═══ WORKING DATA ═══

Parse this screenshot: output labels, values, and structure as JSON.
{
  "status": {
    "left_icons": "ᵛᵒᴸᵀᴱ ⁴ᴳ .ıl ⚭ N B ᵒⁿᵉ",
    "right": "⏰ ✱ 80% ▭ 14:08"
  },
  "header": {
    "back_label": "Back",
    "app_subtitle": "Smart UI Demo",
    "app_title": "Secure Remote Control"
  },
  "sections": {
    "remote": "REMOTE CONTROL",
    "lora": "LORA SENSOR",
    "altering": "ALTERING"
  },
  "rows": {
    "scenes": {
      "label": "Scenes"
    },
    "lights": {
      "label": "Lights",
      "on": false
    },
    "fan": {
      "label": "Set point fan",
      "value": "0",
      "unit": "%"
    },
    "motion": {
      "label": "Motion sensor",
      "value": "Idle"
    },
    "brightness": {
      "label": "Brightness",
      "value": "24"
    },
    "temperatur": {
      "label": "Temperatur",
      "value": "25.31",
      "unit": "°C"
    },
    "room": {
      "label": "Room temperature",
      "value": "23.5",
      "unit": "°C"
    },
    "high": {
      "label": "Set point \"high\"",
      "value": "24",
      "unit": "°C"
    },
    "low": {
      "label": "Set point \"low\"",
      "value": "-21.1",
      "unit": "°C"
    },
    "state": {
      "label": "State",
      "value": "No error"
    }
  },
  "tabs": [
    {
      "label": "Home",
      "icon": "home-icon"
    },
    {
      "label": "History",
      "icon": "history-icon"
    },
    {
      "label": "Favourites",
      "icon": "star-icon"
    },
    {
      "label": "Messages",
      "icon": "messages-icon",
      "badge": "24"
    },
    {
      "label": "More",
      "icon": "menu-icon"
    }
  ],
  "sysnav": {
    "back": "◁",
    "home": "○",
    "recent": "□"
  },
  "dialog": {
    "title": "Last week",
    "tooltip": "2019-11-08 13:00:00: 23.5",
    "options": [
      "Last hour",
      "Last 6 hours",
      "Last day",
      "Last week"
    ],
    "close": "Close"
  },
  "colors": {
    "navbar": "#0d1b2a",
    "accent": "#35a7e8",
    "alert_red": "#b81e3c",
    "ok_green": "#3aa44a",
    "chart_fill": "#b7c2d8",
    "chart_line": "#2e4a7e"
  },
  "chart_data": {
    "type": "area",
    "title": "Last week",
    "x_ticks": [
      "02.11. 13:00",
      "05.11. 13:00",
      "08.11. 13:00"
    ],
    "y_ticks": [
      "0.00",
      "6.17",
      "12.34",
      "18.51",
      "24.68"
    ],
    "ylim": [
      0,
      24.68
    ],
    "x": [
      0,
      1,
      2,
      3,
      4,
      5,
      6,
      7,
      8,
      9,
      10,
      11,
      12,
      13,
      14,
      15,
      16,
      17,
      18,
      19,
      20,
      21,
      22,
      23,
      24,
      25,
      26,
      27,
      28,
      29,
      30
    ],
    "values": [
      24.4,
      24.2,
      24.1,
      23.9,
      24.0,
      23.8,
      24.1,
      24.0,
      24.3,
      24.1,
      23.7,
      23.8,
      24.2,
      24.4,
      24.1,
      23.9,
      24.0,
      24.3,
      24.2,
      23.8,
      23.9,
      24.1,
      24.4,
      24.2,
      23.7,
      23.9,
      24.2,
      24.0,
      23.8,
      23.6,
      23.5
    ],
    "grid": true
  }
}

═══

### EXERCISE
Would you reproduce all the entries exactly?

### WRITTEN RESPONSE
Parse this screenshot: output labels, values, and structure as JSON.
{
  "status": {
    "left_icons": "ᵛᵒᴸᵀᴱ ⁴ᴳ .ıl ⚭ N B ᵒⁿᵉ",
    "right": "⏰ ✱ 80% ▭ 14:08"
  },
  "header": {
    "back_label": "Back",
    "app_subtitle": "Smart UI Demo",
    "app_title": "Secure Remote Control"
  },
  "sections": {
    "remote": "REMOTE CONTROL",
    "lora": "LORA SENSOR",
    "altering": "ALTERING"
  },
  "rows": {
    "scenes": {
      "label": "Scenes"
    },
    "lights": {
      "label": "Lights",
      "on": false
    },
    "fan": {
      "label": "Set point fan",
      "value": "0",
      "unit": "%"
    },
    "motion": {
      "label": "Motion sensor",
      "value": "Idle"
    },
    "brightness": {
      "label": "Brightness",
      "value": "24"
    },
    "temperatur": {
      "label": "Temperatur",
      "value": "25.31",
      "unit": "°C"
    },
    "room": {
      "label": "Room temperature",
      "value": "23.5",
      "unit": "°C"
    },
    "high": {
      "label": "Set point \"high\"",
      "value": "24",
      "unit": "°C"
    },
    "low": {
      "label": "Set point \"low\"",
      "value": "-21.1",
      "unit": "°C"
    },
    "state": {
      "label": "State",
      "value": "No error"
    }
  },
  "tabs": [
    {
      "label": "Home",
      "icon": "home-icon"
    },
    {
      "label": "History",
      "icon": "history-icon"
    },
    {
      "label": "Favourites",
      "icon": "star-icon"
    },
    {
      "label": "Messages",
      "icon": "messages-icon",
      "badge": "24"
    },
    {
      "label": "More",
      "icon": "menu-icon"
    }
  ],
  "sysnav": {
    "back": "◁",
    "home": "○",
    "recent": "□"
  },
  "dialog": {
    "title": "Last week",
    "tooltip": "2019-11-08 13:00:00: 23.5",
    "options": [
      "Last hour",
      "Last 6 hours",
      "Last day",
      "Last week"
    ],
    "close": "Close"
  },
  "colors": {
    "navbar": "#0d1b2a",
    "accent": "#35a7e8",
    "alert_red": "#b81e3c",
    "ok_green": "#3aa44a",
    "chart_fill": "#b7c2d8",
    "chart_line": "#2e4a7e"
  },
  "chart_data": {
    "type": "area",
    "title": "Last week",
    "x_ticks": [
      "02.11. 13:00",
      "05.11. 13:00",
      "08.11. 13:00"
    ],
    "y_ticks": [
      "0.00",
      "6.17",
      "12.34",
      "18.51",
      "24.68"
    ],
    "ylim": [
      0,
      24.68
    ],
    "x": [
      0,
      1,
      2,
      3,
      4,
      5,
      6,
      7,
      8,
      9,
      10,
      11,
      12,
      13,
      14,
      15,
      16,
      17,
      18,
      19,
      20,
      21,
      22,
      23,
      24,
      25,
      26,
      27,
      28,
      29,
      30
    ],
    "values": [
      24.4,
      24.2,
      24.1,
      23.9,
      24.0,
      23.8,
      24.1,
      24.0,
      24.3,
      24.1,
      23.7,
      23.8,
      24.2,
      24.4,
      24.1,
      23.9,
      24.0,
      24.3,
      24.2,
      23.8,
      23.9,
      24.1,
      24.4,
      24.2,
      23.7,
      23.9,
      24.2,
      24.0,
      23.8,
      23.6,
      23.5
    ],
    "grid": true
  }
}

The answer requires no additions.